» Source material:
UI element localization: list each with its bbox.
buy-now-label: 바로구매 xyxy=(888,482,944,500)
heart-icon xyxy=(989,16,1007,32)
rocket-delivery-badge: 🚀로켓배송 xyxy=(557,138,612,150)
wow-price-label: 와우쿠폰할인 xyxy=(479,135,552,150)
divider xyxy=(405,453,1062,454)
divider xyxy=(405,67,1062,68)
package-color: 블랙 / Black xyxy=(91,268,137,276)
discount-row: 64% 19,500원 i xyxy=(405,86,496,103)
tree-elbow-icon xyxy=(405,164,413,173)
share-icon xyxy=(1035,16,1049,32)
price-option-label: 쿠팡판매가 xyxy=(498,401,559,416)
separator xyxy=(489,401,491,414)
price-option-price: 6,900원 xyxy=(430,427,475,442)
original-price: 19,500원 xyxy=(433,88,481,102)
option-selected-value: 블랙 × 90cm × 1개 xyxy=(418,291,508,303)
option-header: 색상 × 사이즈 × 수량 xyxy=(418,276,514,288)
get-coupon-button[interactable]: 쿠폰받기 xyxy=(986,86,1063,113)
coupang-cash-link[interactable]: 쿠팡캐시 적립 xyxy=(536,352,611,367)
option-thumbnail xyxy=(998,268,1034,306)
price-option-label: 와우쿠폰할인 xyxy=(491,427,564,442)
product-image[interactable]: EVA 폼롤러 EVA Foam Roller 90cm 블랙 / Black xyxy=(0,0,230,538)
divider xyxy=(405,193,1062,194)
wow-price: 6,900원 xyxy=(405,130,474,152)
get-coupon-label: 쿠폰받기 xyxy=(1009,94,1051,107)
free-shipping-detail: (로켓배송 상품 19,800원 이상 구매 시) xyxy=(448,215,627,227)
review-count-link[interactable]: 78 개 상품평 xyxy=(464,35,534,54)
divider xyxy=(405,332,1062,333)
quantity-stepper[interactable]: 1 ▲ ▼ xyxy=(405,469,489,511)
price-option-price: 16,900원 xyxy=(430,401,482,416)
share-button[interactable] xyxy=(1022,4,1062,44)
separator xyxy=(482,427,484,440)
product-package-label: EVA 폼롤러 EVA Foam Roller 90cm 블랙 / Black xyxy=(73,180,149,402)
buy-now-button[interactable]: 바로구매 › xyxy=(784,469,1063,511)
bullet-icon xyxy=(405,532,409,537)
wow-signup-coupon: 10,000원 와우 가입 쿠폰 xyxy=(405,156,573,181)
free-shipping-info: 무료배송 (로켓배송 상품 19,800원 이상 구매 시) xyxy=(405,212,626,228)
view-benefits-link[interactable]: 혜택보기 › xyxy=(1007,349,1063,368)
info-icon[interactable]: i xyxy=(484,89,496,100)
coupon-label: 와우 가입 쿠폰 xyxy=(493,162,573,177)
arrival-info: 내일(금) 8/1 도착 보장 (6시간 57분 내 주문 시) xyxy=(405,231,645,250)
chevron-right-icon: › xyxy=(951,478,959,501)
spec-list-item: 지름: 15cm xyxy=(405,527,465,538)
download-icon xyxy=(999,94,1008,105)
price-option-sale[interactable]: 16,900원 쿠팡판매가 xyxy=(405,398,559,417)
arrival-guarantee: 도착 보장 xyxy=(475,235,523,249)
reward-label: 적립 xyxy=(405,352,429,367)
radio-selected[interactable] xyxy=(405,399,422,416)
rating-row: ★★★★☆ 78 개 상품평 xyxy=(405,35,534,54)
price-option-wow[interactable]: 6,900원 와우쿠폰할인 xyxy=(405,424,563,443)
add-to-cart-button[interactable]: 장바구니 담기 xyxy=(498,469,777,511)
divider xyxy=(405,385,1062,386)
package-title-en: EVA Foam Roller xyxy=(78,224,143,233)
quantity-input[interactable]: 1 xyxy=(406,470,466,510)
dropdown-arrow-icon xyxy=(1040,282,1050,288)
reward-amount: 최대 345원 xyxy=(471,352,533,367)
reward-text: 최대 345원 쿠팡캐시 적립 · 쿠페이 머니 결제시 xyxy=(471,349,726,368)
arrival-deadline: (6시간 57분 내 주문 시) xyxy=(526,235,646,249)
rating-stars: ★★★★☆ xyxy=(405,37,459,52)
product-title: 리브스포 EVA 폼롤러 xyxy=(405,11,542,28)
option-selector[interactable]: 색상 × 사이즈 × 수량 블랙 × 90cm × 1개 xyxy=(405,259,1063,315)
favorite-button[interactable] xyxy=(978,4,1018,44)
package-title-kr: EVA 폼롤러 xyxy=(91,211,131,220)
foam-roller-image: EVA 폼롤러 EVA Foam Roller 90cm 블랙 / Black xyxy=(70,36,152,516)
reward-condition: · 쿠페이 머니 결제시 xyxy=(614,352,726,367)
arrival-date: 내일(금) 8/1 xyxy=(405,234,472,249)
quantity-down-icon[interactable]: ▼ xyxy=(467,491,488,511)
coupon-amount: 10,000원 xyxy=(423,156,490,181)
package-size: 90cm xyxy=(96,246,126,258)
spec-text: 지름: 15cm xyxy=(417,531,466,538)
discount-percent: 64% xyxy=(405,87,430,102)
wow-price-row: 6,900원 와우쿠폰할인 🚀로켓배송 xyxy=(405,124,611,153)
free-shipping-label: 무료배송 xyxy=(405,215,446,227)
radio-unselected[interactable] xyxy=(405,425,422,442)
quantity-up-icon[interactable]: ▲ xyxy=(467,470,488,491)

» What is asked: Copy out every line above that contains the word "quantity", matching its case.

» Result of the task:
quantity-stepper[interactable]: 1 ▲ ▼ xyxy=(405,469,489,511)
quantity-input[interactable]: 1 xyxy=(406,470,466,510)
quantity-down-icon[interactable]: ▼ xyxy=(467,491,488,511)
quantity-up-icon[interactable]: ▲ xyxy=(467,470,488,491)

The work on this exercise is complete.